───── SUPPLIED ENTRIES ─────

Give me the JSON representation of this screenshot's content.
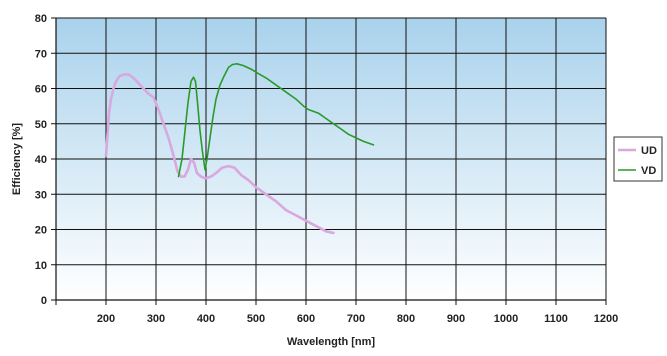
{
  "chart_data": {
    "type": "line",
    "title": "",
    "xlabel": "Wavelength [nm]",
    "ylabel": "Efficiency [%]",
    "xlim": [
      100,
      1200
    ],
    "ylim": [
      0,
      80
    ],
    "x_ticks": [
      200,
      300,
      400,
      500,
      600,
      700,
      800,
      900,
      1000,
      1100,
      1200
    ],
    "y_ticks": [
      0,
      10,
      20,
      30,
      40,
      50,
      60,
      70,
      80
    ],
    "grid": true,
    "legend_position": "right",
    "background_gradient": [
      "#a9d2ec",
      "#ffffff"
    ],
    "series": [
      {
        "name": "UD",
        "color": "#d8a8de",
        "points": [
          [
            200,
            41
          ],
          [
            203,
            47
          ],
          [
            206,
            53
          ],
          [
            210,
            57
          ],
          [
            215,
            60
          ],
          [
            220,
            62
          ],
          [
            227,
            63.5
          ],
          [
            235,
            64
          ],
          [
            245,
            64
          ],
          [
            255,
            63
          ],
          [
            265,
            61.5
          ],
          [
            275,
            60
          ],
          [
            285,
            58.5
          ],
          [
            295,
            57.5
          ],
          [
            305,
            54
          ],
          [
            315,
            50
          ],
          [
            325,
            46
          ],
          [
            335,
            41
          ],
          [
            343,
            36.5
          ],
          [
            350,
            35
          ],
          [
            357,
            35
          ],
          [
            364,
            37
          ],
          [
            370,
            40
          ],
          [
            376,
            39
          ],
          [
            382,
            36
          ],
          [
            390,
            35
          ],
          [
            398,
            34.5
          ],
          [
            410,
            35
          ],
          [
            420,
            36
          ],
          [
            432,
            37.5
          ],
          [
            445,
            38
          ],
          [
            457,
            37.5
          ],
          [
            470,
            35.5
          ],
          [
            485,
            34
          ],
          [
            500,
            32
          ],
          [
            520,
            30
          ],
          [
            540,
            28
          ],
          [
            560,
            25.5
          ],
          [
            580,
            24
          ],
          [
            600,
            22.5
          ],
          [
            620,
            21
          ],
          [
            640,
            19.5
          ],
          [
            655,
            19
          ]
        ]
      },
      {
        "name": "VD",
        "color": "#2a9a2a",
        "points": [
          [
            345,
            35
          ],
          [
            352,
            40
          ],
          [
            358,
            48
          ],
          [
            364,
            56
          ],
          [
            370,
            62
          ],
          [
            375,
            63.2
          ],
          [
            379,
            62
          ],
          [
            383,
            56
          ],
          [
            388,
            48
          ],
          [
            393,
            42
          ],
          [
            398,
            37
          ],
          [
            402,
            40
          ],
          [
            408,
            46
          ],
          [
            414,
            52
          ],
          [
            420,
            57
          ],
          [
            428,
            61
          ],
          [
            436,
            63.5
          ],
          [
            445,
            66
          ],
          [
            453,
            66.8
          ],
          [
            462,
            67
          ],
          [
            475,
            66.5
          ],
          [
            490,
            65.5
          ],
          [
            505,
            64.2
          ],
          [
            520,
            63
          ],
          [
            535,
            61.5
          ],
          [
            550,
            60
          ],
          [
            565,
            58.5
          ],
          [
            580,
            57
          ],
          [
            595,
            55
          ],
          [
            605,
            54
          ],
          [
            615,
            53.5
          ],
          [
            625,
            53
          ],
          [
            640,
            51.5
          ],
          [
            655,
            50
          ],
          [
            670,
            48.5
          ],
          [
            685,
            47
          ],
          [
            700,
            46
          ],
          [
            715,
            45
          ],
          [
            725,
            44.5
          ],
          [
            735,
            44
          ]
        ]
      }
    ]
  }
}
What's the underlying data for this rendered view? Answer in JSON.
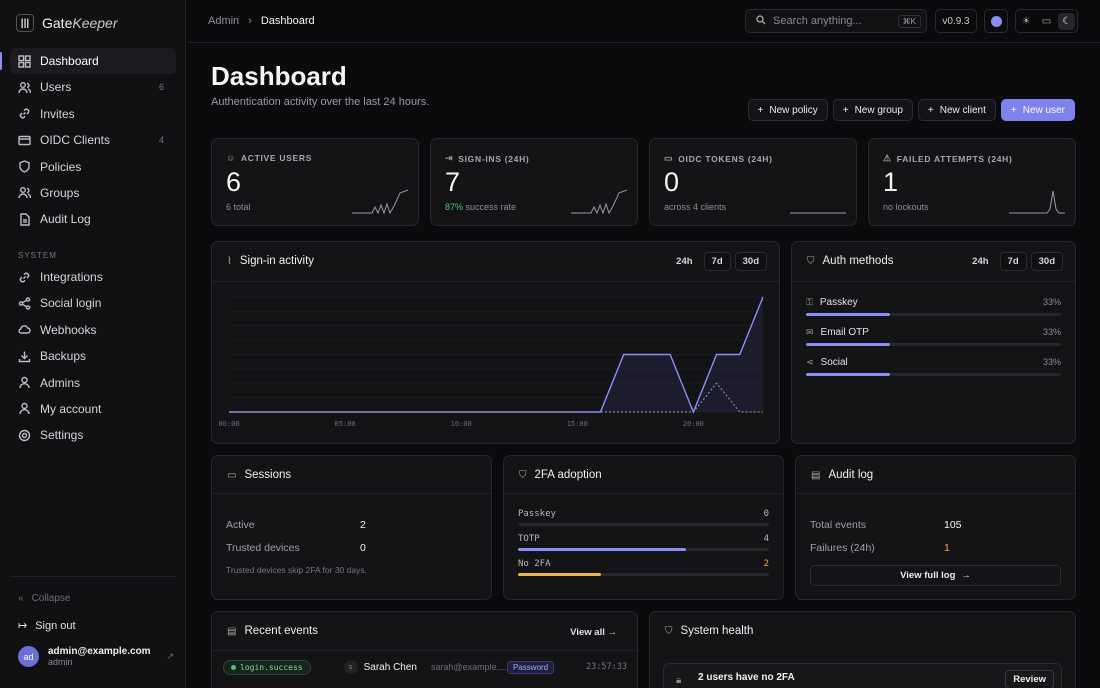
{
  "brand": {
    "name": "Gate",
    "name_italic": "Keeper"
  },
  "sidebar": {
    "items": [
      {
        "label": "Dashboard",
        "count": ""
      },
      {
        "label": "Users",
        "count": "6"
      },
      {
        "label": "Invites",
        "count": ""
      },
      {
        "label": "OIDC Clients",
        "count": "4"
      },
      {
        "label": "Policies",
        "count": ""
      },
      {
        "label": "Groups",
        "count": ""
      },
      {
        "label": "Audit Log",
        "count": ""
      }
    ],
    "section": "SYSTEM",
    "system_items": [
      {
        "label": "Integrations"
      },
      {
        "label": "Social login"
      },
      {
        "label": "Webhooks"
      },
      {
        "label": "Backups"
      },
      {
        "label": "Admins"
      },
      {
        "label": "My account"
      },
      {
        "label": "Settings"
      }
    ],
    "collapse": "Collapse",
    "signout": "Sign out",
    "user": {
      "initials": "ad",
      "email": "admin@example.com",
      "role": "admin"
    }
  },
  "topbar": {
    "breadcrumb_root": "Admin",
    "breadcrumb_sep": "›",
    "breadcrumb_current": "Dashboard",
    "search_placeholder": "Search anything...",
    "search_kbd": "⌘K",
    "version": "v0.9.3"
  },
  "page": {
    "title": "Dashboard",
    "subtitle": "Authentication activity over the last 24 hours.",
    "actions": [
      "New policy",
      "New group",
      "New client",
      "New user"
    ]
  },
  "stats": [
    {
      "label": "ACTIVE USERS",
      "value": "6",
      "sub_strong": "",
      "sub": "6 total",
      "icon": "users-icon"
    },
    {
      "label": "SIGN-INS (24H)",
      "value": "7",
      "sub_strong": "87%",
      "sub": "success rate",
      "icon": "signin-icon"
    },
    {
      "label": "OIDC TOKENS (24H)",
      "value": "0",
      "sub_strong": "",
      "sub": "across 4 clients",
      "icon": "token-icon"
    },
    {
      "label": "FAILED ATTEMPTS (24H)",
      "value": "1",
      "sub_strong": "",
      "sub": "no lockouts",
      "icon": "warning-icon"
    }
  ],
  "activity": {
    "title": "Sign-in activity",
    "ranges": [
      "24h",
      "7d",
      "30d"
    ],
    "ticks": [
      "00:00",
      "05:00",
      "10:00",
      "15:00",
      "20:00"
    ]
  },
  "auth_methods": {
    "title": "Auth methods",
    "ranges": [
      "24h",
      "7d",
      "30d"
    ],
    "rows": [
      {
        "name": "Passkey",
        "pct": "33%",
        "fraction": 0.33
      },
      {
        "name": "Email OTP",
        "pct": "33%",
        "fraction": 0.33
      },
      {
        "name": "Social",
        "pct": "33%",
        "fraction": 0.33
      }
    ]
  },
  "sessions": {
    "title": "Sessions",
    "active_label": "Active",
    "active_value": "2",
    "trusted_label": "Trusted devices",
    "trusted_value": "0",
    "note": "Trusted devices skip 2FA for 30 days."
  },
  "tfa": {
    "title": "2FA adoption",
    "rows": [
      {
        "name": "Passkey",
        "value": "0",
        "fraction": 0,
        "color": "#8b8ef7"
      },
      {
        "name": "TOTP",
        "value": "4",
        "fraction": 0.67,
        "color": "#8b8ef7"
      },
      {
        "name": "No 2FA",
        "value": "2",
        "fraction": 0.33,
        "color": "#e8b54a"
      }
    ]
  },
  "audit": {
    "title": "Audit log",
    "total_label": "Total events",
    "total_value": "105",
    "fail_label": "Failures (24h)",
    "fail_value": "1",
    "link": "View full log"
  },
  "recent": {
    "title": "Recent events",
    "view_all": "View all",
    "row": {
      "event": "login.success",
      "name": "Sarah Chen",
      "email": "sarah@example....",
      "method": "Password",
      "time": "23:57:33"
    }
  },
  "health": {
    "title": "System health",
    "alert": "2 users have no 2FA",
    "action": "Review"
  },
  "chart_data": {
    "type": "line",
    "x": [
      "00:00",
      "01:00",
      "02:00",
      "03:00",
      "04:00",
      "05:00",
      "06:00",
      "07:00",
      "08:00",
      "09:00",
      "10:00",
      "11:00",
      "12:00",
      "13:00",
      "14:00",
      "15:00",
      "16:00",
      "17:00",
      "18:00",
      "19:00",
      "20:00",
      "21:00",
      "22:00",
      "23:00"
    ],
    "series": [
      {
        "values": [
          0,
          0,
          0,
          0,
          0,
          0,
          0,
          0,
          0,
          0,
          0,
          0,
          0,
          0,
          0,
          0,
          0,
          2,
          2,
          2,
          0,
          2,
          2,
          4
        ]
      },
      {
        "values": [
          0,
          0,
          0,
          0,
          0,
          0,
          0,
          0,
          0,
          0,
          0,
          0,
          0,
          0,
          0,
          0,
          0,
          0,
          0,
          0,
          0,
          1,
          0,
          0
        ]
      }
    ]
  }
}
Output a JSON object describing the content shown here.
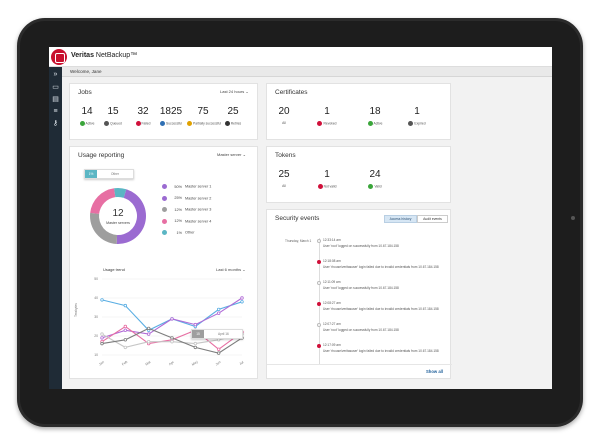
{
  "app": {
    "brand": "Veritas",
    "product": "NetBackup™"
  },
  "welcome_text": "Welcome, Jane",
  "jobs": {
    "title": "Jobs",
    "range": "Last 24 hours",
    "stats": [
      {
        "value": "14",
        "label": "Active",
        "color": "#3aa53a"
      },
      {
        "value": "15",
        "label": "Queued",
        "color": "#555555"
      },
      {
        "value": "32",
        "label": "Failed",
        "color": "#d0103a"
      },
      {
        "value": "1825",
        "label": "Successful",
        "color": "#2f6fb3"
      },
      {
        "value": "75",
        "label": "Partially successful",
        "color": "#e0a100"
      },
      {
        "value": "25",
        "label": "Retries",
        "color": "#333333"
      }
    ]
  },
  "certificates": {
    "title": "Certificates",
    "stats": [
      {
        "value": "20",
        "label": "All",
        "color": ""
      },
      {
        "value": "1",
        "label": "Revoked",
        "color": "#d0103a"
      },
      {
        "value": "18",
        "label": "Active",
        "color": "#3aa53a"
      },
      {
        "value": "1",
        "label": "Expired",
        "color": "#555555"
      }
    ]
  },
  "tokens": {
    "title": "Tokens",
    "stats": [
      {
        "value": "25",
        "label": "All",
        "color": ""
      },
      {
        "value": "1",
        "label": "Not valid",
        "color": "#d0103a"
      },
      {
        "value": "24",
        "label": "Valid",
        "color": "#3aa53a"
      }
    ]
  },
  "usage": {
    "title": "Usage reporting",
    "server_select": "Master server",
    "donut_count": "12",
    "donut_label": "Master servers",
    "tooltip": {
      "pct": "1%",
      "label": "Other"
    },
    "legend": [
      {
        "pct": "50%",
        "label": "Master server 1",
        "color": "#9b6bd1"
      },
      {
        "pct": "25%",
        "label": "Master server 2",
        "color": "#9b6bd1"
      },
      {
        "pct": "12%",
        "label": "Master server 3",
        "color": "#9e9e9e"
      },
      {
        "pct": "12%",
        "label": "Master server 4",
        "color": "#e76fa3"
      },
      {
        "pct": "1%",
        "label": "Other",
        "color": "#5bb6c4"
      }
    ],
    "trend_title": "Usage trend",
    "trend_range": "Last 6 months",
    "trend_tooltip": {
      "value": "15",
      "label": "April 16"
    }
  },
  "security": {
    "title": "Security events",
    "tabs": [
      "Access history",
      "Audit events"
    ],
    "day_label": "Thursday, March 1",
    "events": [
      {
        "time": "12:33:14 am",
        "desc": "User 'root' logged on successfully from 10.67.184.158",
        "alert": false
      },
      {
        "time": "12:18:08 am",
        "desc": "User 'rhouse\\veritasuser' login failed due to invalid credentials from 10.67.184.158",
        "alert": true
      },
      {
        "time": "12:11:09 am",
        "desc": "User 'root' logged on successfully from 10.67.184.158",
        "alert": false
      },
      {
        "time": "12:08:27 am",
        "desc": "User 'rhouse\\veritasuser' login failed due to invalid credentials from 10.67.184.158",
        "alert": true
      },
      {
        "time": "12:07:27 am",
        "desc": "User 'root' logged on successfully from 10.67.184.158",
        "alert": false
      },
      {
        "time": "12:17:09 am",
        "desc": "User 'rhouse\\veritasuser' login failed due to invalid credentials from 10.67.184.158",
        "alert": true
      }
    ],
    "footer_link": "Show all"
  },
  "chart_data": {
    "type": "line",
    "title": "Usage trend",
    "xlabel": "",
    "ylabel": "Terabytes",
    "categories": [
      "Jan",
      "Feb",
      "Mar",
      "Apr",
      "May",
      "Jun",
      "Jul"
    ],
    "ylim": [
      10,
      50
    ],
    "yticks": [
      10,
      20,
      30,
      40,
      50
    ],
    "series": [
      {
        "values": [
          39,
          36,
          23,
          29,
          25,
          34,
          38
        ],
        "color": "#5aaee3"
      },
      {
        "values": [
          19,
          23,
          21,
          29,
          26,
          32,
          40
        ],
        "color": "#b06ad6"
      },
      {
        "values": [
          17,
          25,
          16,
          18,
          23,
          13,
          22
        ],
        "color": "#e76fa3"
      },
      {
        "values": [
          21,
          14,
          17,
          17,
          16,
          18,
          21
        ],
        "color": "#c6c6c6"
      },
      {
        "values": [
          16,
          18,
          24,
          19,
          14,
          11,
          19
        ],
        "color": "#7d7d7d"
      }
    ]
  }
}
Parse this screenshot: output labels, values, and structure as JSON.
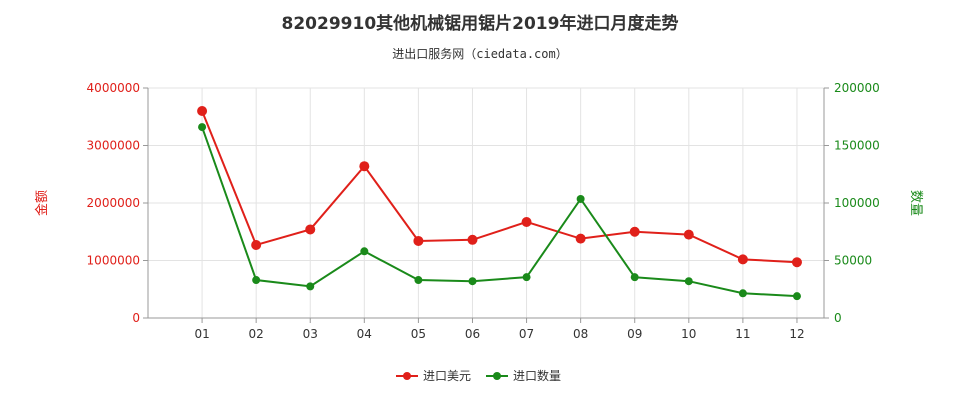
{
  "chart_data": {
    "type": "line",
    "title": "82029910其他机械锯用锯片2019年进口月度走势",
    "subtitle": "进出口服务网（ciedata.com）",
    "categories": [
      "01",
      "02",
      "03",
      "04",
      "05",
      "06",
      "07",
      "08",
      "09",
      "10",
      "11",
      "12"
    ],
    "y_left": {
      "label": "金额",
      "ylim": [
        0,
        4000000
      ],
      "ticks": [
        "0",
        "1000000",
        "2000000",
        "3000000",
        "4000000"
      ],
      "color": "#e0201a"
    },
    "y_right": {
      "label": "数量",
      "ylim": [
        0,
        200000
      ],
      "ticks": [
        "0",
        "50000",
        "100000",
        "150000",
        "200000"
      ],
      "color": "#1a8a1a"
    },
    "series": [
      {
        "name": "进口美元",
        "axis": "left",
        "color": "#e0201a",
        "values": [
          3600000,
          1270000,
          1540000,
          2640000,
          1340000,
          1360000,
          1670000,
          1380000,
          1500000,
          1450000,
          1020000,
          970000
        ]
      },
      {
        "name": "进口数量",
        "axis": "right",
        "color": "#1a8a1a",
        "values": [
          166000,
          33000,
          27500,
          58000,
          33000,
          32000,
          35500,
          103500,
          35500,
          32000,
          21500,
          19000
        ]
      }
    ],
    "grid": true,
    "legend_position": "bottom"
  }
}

─────

## WHAT IS ASKED
Reply with one number only: how many lines of the listing hold "ylabel"?

## TASK SOLUTION
2